**Chart and figure data**
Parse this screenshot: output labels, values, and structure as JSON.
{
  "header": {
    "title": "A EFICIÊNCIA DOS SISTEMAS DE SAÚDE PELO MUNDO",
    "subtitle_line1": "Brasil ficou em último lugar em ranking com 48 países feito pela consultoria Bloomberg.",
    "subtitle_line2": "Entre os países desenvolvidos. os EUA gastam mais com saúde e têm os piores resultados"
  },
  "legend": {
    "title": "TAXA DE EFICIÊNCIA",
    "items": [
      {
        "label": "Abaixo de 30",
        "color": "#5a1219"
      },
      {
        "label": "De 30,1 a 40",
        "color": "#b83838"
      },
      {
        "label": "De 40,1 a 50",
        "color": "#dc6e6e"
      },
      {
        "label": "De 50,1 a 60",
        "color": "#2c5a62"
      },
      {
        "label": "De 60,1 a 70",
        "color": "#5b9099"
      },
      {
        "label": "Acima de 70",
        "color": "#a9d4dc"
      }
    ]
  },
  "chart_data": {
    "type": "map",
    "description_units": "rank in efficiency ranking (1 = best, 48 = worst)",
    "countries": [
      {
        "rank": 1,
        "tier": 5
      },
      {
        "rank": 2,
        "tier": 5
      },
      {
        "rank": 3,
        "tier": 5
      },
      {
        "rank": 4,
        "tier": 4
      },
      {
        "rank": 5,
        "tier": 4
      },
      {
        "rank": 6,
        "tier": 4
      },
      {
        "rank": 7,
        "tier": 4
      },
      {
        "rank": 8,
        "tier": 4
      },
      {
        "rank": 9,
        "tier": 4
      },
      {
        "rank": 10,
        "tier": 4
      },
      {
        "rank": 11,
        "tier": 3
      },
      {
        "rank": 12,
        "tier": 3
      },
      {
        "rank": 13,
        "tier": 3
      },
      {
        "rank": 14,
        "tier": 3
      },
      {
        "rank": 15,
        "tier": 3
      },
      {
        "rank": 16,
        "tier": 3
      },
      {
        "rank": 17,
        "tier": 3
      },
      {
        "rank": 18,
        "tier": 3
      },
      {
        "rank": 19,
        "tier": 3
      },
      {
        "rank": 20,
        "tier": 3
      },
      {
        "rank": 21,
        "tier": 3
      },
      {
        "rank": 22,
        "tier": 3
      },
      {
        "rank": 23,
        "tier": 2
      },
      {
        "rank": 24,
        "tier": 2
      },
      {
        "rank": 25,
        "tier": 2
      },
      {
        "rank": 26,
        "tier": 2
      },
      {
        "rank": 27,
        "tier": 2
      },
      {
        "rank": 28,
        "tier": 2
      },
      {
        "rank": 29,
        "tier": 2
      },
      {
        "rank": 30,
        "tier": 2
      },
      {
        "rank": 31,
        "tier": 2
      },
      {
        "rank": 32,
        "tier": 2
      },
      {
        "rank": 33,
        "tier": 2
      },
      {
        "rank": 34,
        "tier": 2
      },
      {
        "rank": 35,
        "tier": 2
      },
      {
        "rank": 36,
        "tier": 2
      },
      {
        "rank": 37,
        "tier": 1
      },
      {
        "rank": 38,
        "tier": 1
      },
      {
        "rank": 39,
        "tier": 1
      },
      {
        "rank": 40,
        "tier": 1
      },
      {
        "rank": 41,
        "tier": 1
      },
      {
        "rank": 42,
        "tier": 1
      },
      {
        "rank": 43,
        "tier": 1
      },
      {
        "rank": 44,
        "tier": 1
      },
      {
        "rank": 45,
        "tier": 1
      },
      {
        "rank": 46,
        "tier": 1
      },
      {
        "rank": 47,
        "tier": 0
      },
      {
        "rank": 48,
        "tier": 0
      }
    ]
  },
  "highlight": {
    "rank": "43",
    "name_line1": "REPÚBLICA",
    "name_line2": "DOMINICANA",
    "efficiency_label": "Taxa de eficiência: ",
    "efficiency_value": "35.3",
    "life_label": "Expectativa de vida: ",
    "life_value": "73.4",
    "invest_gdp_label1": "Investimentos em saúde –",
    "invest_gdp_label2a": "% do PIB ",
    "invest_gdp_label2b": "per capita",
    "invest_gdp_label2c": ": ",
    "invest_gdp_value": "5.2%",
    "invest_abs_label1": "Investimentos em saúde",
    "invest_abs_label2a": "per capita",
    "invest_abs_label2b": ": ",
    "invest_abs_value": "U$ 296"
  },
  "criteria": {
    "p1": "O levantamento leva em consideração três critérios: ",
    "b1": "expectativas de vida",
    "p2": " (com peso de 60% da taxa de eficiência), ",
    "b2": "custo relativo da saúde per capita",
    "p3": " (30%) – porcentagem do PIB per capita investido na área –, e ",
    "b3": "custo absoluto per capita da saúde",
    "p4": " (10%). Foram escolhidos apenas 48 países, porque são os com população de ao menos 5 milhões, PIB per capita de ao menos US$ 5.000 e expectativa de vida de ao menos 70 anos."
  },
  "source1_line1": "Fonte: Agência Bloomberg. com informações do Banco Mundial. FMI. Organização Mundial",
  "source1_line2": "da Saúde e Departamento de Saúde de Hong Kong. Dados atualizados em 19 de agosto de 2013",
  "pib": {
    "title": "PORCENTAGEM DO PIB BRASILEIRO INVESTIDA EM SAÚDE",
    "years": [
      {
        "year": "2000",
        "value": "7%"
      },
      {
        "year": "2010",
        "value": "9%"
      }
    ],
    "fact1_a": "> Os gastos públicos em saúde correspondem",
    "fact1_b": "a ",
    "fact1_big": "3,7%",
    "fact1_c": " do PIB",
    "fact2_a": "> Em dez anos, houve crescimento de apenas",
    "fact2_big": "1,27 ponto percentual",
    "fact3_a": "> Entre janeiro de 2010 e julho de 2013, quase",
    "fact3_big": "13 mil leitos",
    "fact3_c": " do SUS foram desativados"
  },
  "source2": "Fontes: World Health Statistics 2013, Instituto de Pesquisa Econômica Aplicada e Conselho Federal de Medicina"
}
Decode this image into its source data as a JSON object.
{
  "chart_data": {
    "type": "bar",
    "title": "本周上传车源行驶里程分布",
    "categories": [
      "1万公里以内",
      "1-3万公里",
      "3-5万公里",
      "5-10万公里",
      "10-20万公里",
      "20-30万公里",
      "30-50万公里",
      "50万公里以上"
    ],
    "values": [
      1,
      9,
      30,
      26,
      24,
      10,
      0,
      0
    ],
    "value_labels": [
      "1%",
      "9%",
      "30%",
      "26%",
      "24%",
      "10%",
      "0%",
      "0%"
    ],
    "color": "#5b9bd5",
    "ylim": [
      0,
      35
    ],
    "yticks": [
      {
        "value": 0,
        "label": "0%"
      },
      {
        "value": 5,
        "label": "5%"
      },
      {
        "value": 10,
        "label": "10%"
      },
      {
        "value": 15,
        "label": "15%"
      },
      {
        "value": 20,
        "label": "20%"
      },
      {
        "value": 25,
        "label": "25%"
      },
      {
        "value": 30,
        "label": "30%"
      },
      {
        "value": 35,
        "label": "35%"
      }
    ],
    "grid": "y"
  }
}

**Written task**
Every line above that contains the word "Entre" should be reported.

**Task response**
    "subtitle_line2": "Entre os países desenvolvidos. os EUA gastam mais com saúde e têm os piores resultados"
    "fact3_a": "> Entre janeiro de 2010 e julho de 2013, quase",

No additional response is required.